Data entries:
* * * *

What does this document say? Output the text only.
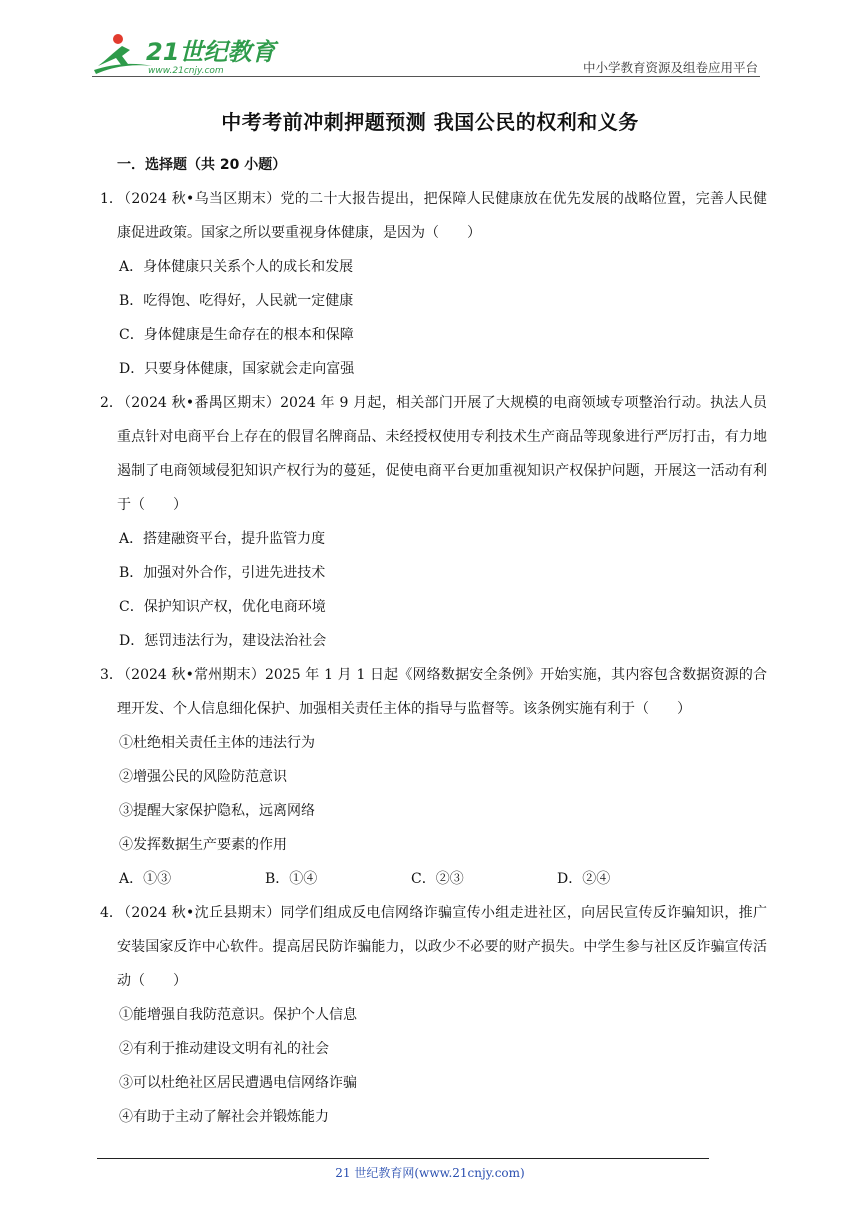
21世纪教育
www.21cnjy.com	中小学教育资源及组卷应用平台
中考考前冲刺押题预测 我国公民的权利和义务
一．选择题（共 20 小题）
1．
（2024 秋•乌当区期末）党的二十大报告提出，把保障人民健康放在优先发展的战略位置，完善人民健康促进政策。国家之所以要重视身体健康，是因为（　　）
A．身体健康只关系个人的成长和发展
B．吃得饱、吃得好，人民就一定健康
C．身体健康是生命存在的根本和保障
D．只要身体健康，国家就会走向富强
2．
（2024 秋•番禺区期末）2024 年 9 月起，相关部门开展了大规模的电商领域专项整治行动。执法人员重点针对电商平台上存在的假冒名牌商品、未经授权使用专利技术生产商品等现象进行严厉打击，有力地遏制了电商领域侵犯知识产权行为的蔓延，促使电商平台更加重视知识产权保护问题，开展这一活动有利于（　　）
A．搭建融资平台，提升监管力度
B．加强对外合作，引进先进技术
C．保护知识产权，优化电商环境
D．惩罚违法行为，建设法治社会
3．
（2024 秋•常州期末）2025 年 1 月 1 日起《网络数据安全条例》开始实施，其内容包含数据资源的合理开发、个人信息细化保护、加强相关责任主体的指导与监督等。该条例实施有利于（　　）
①杜绝相关责任主体的违法行为
②增强公民的风险防范意识
③提醒大家保护隐私，远离网络
④发挥数据生产要素的作用
A．①③	B．①④	C．②③	D．②④
4．
（2024 秋•沈丘县期末）同学们组成反电信网络诈骗宣传小组走进社区，向居民宣传反诈骗知识，推广安装国家反诈中心软件。提高居民防诈骗能力，以政少不必要的财产损失。中学生参与社区反诈骗宣传活动（　　）
①能增强自我防范意识。保护个人信息
②有利于推动建设文明有礼的社会
③可以杜绝社区居民遭遇电信网络诈骗
④有助于主动了解社会并锻炼能力
21 世纪教育网(www.21cnjy.com)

* * * *

§ **Goal**: Reproduce every record above exactly, but leave out the pictures.

§ **Solution**:
What does this document say? Output the text only.
21世纪教育
www.21cnjy.com	中小学教育资源及组卷应用平台
中考考前冲刺押题预测 我国公民的权利和义务
一．选择题（共 20 小题）
1．
（2024 秋•乌当区期末）党的二十大报告提出，把保障人民健康放在优先发展的战略位置，完善人民健康促进政策。国家之所以要重视身体健康，是因为（　　）
A．身体健康只关系个人的成长和发展
B．吃得饱、吃得好，人民就一定健康
C．身体健康是生命存在的根本和保障
D．只要身体健康，国家就会走向富强
2．
（2024 秋•番禺区期末）2024 年 9 月起，相关部门开展了大规模的电商领域专项整治行动。执法人员重点针对电商平台上存在的假冒名牌商品、未经授权使用专利技术生产商品等现象进行严厉打击，有力地遏制了电商领域侵犯知识产权行为的蔓延，促使电商平台更加重视知识产权保护问题，开展这一活动有利于（　　）
A．搭建融资平台，提升监管力度
B．加强对外合作，引进先进技术
C．保护知识产权，优化电商环境
D．惩罚违法行为，建设法治社会
3．
（2024 秋•常州期末）2025 年 1 月 1 日起《网络数据安全条例》开始实施，其内容包含数据资源的合理开发、个人信息细化保护、加强相关责任主体的指导与监督等。该条例实施有利于（　　）
①杜绝相关责任主体的违法行为
②增强公民的风险防范意识
③提醒大家保护隐私，远离网络
④发挥数据生产要素的作用
A．①③	B．①④	C．②③	D．②④
4．
（2024 秋•沈丘县期末）同学们组成反电信网络诈骗宣传小组走进社区，向居民宣传反诈骗知识，推广安装国家反诈中心软件。提高居民防诈骗能力，以政少不必要的财产损失。中学生参与社区反诈骗宣传活动（　　）
①能增强自我防范意识。保护个人信息
②有利于推动建设文明有礼的社会
③可以杜绝社区居民遭遇电信网络诈骗
④有助于主动了解社会并锻炼能力
21 世纪教育网(www.21cnjy.com)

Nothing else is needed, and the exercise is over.